> _Data provided_
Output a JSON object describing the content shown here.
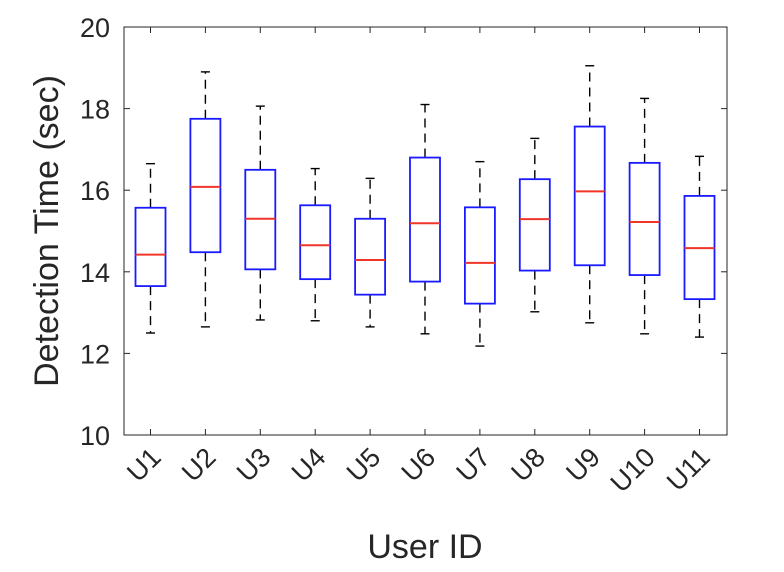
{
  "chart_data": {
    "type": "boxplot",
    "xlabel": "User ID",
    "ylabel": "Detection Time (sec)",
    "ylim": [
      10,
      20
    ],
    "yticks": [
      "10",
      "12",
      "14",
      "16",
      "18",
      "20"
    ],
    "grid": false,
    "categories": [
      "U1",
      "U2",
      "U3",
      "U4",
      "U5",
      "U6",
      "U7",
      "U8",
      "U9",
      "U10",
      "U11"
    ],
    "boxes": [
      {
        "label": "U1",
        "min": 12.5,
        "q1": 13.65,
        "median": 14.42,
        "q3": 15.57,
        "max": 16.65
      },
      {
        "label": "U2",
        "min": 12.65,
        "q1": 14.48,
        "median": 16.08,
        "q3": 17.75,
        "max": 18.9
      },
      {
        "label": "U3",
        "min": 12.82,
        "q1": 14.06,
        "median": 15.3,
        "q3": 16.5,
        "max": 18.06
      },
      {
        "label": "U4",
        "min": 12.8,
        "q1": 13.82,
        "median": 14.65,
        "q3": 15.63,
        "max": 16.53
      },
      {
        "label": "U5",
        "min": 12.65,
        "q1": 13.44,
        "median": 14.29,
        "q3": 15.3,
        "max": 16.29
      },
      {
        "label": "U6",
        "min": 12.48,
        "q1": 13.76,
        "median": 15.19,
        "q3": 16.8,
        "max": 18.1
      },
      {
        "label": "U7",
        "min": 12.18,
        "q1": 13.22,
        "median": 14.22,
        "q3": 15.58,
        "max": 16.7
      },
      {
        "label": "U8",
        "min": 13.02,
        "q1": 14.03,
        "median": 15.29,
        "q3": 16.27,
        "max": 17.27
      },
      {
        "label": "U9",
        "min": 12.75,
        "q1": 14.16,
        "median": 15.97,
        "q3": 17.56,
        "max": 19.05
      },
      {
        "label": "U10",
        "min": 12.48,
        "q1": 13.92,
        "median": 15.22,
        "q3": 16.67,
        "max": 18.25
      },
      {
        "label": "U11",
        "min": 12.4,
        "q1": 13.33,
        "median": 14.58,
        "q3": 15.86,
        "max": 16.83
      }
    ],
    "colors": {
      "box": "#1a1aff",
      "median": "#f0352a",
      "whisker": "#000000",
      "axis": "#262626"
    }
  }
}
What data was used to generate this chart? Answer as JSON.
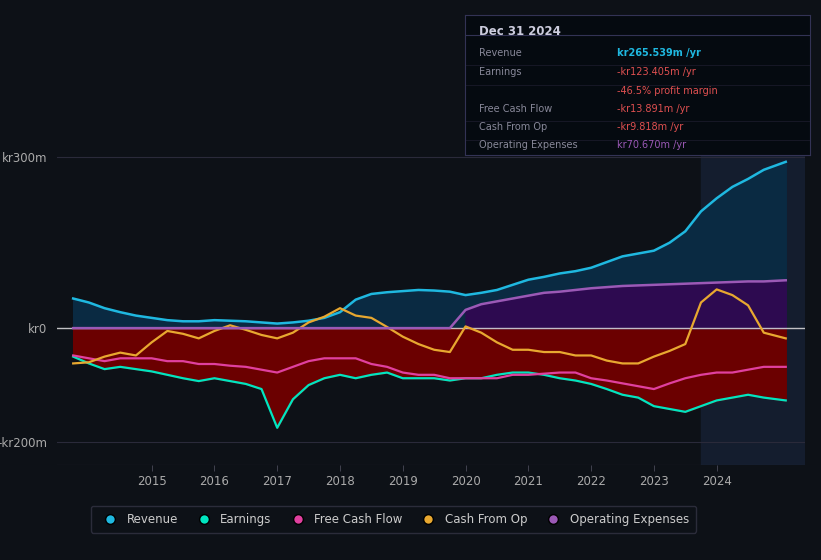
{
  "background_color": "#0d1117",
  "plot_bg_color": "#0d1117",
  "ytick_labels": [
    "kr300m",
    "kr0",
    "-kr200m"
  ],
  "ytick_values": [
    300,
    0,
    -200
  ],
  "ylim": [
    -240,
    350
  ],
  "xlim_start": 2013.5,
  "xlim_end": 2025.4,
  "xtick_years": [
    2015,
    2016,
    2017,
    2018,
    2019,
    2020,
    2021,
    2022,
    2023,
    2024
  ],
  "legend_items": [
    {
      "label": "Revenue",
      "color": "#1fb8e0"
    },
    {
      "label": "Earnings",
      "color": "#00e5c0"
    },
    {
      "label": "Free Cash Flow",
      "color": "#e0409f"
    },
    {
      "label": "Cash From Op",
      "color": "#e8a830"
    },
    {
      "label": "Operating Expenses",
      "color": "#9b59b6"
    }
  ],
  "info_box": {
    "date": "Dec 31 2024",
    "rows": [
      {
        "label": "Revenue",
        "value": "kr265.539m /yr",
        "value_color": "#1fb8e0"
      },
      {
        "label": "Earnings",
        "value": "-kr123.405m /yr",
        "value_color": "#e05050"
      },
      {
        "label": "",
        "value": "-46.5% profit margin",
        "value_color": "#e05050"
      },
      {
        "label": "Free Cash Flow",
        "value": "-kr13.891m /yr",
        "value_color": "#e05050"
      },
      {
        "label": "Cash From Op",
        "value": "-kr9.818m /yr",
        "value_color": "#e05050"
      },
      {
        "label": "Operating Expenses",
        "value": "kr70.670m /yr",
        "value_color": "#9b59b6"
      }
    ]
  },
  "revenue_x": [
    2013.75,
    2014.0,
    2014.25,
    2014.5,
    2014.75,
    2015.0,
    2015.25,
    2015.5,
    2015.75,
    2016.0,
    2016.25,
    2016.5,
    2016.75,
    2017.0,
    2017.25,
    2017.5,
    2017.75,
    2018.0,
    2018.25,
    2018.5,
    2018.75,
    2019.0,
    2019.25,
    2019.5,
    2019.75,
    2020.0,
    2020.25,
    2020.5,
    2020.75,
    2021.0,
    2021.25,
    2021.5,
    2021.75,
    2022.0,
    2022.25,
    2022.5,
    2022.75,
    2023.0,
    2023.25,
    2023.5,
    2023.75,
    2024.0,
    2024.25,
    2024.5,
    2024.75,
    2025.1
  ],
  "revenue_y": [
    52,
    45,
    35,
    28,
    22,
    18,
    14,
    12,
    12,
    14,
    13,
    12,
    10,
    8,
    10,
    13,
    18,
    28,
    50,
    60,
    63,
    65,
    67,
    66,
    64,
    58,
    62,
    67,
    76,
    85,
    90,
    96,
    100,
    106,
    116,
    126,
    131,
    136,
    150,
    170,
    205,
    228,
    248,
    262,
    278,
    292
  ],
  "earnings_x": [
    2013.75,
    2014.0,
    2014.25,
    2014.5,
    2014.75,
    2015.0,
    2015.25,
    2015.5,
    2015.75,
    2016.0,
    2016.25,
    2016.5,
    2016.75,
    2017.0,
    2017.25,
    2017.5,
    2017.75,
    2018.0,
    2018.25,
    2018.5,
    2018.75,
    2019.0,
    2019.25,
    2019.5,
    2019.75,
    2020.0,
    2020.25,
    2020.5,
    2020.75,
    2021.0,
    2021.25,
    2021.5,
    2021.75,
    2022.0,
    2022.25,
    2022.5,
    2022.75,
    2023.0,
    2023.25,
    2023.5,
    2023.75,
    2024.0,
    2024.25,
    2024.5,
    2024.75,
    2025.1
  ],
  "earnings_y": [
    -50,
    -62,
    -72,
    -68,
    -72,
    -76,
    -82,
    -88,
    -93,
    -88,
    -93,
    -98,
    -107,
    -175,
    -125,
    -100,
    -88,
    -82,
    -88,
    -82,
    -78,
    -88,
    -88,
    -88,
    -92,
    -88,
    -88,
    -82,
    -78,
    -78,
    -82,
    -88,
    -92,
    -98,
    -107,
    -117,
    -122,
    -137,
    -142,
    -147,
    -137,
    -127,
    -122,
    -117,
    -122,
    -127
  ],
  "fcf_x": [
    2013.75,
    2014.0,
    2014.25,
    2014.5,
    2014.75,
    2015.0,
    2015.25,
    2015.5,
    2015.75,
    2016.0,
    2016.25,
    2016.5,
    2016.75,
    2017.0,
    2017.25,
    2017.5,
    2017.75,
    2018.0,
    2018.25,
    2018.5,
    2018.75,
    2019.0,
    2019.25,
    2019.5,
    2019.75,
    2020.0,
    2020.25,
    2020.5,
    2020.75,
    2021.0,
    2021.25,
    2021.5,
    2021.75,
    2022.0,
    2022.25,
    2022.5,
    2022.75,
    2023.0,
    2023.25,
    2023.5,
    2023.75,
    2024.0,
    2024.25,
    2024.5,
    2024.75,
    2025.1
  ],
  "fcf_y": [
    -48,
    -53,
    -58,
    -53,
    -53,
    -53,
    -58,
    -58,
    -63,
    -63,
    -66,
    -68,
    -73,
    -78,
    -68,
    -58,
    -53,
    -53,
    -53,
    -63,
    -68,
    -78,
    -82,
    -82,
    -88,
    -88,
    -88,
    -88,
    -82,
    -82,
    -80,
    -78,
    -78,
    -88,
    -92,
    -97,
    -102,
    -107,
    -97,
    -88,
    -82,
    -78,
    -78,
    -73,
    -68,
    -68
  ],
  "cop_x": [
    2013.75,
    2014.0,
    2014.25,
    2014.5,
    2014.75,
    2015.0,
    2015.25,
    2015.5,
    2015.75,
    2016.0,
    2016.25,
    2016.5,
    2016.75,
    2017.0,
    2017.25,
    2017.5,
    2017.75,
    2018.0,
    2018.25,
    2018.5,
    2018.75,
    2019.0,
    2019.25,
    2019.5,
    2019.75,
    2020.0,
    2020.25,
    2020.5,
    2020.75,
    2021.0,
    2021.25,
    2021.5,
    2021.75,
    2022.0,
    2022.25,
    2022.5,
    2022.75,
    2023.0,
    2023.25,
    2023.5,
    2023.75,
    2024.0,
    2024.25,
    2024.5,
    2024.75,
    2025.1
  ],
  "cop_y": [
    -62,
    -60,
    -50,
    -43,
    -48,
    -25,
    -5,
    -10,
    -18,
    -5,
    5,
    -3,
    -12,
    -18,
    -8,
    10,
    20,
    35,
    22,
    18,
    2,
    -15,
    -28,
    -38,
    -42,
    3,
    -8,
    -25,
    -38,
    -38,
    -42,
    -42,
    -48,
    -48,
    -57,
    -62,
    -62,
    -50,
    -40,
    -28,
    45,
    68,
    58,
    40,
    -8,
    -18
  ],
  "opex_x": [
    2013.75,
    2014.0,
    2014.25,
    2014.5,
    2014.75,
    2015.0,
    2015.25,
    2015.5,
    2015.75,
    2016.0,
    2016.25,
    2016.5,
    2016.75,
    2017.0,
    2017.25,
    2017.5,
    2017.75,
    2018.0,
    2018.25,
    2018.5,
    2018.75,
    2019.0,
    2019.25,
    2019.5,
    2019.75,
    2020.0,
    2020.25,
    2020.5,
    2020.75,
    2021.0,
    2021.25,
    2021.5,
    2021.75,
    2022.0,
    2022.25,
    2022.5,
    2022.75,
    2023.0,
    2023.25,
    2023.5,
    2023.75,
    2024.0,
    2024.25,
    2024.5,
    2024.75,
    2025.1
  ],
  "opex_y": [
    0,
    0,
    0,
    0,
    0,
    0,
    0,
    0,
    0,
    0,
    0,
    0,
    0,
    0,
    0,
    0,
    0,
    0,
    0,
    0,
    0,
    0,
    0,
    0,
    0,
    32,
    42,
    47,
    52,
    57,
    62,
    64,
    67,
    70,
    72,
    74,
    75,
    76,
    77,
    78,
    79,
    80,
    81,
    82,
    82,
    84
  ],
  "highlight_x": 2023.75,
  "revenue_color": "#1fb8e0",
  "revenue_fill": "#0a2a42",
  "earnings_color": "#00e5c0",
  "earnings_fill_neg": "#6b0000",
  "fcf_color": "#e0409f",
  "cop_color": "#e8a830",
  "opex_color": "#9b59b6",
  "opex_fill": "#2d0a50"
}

> _Goal_
Search the data for "Flow". Copy every line that has it.

> _The response_
      "label": "Free Cash Flow",
        "label": "Free Cash Flow",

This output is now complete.